___ AVAILABLE RECORDS ___

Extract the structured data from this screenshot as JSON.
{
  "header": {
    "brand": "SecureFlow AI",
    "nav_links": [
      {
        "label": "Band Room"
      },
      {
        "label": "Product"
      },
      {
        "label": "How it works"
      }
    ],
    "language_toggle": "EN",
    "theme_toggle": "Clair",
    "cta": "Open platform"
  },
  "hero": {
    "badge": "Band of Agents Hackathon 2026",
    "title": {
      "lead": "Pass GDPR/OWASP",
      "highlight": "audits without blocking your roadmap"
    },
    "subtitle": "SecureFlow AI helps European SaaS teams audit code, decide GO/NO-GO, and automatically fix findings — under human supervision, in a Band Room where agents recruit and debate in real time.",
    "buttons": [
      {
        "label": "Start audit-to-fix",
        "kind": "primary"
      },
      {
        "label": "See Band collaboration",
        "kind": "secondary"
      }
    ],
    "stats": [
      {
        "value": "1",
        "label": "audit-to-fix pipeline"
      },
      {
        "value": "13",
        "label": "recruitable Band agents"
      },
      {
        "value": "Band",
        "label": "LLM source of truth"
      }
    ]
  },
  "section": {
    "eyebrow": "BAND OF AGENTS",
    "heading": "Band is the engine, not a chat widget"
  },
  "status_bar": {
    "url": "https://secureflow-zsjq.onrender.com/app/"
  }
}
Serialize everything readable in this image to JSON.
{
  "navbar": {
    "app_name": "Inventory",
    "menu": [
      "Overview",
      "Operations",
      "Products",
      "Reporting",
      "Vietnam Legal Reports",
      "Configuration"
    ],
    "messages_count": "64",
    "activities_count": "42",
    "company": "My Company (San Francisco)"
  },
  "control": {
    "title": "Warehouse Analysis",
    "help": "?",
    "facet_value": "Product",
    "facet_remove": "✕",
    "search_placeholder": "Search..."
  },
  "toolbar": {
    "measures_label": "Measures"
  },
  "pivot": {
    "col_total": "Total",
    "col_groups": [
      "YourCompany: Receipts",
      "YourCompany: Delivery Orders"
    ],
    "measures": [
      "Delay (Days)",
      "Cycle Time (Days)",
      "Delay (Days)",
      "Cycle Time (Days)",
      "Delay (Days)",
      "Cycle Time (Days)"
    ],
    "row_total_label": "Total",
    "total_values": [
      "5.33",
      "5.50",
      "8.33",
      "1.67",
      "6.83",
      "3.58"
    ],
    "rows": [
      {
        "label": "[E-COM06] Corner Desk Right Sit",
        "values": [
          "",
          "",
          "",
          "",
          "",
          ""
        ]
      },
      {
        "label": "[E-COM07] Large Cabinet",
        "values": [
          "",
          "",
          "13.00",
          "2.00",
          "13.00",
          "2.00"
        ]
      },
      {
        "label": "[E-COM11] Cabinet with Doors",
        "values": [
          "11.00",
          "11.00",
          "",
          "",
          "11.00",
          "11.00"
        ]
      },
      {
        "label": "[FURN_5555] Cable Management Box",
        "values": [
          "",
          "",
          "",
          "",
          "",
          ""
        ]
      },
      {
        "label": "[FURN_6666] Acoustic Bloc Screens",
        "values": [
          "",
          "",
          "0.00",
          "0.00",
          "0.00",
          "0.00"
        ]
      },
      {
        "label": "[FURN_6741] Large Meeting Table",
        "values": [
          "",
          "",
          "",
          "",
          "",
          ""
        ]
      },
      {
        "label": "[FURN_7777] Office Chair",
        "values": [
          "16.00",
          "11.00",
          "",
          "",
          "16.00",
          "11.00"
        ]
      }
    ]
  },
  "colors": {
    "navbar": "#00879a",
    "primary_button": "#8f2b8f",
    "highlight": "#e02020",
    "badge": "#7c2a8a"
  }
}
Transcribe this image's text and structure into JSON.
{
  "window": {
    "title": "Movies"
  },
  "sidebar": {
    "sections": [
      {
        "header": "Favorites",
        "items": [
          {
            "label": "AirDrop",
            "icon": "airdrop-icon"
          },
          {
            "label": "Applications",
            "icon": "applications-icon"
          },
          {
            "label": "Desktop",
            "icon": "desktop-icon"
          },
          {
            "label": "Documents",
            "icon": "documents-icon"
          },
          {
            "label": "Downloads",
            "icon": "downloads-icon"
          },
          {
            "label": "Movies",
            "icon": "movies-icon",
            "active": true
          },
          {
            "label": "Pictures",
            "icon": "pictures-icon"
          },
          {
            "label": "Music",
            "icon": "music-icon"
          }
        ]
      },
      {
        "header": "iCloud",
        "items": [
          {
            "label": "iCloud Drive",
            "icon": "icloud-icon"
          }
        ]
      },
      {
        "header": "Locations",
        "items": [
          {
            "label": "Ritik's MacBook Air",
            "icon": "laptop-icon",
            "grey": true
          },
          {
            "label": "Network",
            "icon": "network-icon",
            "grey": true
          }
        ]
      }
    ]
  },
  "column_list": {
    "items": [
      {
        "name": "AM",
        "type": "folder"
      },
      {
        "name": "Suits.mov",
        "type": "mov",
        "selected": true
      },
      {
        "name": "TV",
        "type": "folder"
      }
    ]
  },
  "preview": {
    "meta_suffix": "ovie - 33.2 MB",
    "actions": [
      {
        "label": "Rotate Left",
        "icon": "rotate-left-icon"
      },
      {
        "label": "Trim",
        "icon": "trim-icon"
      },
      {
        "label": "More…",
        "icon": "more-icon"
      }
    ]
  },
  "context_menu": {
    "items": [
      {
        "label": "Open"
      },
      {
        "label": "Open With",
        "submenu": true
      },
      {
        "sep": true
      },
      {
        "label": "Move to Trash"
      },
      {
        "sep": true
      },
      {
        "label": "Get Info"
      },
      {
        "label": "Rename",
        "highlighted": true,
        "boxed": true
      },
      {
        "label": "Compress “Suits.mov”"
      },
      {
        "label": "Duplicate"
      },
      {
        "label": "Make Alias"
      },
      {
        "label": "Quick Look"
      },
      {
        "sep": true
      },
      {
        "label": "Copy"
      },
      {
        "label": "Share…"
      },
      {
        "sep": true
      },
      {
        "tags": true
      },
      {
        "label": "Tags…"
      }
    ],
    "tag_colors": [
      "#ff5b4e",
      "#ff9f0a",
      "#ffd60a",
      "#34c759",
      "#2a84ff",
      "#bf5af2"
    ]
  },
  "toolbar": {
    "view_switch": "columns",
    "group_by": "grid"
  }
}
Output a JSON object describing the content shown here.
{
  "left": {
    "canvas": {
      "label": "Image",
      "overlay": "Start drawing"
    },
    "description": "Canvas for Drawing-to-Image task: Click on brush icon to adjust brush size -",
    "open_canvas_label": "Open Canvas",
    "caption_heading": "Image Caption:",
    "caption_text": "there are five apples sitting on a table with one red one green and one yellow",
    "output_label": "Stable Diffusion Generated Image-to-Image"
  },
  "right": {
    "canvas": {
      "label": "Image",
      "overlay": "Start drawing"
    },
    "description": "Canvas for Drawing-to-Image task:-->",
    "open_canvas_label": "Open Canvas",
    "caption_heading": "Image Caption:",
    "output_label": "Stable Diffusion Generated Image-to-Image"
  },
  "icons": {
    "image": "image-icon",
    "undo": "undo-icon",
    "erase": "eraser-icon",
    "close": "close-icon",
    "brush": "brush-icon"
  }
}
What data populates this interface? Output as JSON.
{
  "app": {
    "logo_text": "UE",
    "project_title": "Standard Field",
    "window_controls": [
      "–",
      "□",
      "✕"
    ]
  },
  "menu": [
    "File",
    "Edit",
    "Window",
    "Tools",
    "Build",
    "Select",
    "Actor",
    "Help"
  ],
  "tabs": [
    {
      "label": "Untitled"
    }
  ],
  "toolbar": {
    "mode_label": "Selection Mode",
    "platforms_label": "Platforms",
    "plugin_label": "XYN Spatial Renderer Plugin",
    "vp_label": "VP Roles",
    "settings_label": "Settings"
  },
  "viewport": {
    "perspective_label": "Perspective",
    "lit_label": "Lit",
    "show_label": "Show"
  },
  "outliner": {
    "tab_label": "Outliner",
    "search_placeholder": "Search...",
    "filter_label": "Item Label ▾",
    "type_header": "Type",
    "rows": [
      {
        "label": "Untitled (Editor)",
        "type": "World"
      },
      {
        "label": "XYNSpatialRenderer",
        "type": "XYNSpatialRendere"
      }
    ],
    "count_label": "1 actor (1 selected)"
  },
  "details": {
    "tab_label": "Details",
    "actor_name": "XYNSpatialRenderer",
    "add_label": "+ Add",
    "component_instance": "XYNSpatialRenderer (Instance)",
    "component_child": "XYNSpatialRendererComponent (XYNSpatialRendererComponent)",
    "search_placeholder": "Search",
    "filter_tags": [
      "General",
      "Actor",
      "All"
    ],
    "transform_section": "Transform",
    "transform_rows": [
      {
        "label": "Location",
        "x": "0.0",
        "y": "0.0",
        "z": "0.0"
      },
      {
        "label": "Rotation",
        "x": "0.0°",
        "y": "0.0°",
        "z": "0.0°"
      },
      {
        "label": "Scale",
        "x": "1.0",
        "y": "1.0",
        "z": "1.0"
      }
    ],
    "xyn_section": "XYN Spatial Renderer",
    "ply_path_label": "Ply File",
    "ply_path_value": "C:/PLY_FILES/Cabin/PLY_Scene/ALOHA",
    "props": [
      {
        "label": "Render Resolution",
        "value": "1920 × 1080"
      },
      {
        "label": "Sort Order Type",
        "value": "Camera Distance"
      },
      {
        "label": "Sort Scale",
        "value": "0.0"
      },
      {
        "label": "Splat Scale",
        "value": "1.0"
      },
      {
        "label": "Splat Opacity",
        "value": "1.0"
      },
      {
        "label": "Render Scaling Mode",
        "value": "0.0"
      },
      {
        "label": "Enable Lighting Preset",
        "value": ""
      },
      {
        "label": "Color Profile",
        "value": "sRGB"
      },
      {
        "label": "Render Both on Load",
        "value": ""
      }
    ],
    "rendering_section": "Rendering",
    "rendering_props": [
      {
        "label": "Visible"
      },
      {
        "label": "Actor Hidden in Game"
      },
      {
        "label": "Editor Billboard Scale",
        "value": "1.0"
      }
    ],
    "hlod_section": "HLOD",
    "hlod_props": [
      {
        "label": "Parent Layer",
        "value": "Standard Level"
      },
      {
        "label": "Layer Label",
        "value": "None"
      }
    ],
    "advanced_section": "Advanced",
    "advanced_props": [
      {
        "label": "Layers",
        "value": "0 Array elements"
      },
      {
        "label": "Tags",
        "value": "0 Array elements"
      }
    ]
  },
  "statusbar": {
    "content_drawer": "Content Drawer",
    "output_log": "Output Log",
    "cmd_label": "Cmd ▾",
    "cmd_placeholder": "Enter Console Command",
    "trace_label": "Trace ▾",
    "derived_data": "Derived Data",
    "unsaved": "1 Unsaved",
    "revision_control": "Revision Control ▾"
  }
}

___

> _WHAT IS EXPECTED_: Your task is to gather all lines from the entries above that hold the word "Suits".

> _FINAL ANSWER_:
        "name": "Suits.mov",
        "label": "Compress “Suits.mov”"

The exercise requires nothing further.